| Task statement |
Copy out all the lines in the records that include the word "prebivalcev".

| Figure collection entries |

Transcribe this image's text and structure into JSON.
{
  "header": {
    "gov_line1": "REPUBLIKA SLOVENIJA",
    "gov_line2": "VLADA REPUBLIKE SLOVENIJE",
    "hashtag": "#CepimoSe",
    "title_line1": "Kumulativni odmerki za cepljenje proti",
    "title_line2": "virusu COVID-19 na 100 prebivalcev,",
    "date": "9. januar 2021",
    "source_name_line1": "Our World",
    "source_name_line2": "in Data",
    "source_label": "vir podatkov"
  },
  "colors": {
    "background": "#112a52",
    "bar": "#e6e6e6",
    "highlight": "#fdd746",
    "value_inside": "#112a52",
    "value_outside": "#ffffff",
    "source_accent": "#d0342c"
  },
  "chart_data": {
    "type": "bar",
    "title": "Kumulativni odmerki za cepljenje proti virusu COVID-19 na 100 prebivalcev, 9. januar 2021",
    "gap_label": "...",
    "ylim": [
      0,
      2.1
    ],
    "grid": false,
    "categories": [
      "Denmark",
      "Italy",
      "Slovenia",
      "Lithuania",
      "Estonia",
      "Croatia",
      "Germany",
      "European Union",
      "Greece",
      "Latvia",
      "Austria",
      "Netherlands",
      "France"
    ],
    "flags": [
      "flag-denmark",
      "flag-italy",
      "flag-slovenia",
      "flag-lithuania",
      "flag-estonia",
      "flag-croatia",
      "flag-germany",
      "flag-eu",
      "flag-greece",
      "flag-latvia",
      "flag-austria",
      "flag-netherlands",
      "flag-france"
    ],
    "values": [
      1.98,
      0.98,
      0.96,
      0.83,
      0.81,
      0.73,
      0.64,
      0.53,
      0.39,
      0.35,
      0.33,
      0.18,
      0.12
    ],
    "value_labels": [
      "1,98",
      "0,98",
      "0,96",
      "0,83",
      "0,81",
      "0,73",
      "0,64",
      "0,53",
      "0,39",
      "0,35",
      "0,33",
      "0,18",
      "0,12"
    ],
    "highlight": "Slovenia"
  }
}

| Exercise solution |
    "title_line2": "virusu COVID-19 na 100 prebivalcev,",
    "title": "Kumulativni odmerki za cepljenje proti virusu COVID-19 na 100 prebivalcev, 9. januar 2021",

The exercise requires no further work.